> [Set exercise] Would you set down every entry shown below, precisely as written?

--- Dataset content ---

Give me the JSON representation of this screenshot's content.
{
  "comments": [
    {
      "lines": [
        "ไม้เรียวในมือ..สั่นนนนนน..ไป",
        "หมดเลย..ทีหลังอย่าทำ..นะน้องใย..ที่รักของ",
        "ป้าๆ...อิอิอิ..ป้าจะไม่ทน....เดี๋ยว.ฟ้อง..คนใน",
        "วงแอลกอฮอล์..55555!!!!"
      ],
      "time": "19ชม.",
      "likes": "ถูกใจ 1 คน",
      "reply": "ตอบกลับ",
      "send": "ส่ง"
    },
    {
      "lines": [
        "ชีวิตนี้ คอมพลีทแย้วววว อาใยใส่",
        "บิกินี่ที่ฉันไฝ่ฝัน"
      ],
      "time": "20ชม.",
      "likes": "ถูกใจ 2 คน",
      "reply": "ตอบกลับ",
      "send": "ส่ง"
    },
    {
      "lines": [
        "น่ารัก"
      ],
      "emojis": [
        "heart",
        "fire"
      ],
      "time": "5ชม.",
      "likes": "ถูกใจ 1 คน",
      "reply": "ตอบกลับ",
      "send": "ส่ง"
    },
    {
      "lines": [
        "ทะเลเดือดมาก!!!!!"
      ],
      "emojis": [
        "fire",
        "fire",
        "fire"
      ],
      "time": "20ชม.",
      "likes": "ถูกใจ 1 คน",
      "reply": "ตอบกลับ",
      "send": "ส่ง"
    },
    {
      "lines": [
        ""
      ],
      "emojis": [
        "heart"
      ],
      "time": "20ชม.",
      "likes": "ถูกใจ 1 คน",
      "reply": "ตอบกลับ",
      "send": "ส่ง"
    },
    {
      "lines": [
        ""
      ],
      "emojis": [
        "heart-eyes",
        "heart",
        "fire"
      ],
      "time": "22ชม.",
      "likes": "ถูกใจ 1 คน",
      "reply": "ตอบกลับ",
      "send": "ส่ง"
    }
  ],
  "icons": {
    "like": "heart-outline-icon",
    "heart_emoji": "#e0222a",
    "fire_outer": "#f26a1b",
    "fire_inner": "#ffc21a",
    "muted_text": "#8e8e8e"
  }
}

---

> [Task result]
Give me the JSON representation of this screenshot's content.
{
  "comments": [
    {
      "lines": [
        "ไม้เรียวในมือ..สั่นนนนนน..ไป",
        "หมดเลย..ทีหลังอย่าทำ..นะน้องใย..ที่รักของ",
        "ป้าๆ...อิอิอิ..ป้าจะไม่ทน....เดี๋ยว.ฟ้อง..คนใน",
        "วงแอลกอฮอล์..55555!!!!"
      ],
      "time": "19ชม.",
      "likes": "ถูกใจ 1 คน",
      "reply": "ตอบกลับ",
      "send": "ส่ง"
    },
    {
      "lines": [
        "ชีวิตนี้ คอมพลีทแย้วววว อาใยใส่",
        "บิกินี่ที่ฉันไฝ่ฝัน"
      ],
      "time": "20ชม.",
      "likes": "ถูกใจ 2 คน",
      "reply": "ตอบกลับ",
      "send": "ส่ง"
    },
    {
      "lines": [
        "น่ารัก"
      ],
      "emojis": [
        "heart",
        "fire"
      ],
      "time": "5ชม.",
      "likes": "ถูกใจ 1 คน",
      "reply": "ตอบกลับ",
      "send": "ส่ง"
    },
    {
      "lines": [
        "ทะเลเดือดมาก!!!!!"
      ],
      "emojis": [
        "fire",
        "fire",
        "fire"
      ],
      "time": "20ชม.",
      "likes": "ถูกใจ 1 คน",
      "reply": "ตอบกลับ",
      "send": "ส่ง"
    },
    {
      "lines": [
        ""
      ],
      "emojis": [
        "heart"
      ],
      "time": "20ชม.",
      "likes": "ถูกใจ 1 คน",
      "reply": "ตอบกลับ",
      "send": "ส่ง"
    },
    {
      "lines": [
        ""
      ],
      "emojis": [
        "heart-eyes",
        "heart",
        "fire"
      ],
      "time": "22ชม.",
      "likes": "ถูกใจ 1 คน",
      "reply": "ตอบกลับ",
      "send": "ส่ง"
    }
  ],
  "icons": {
    "like": "heart-outline-icon",
    "heart_emoji": "#e0222a",
    "fire_outer": "#f26a1b",
    "fire_inner": "#ffc21a",
    "muted_text": "#8e8e8e"
  }
}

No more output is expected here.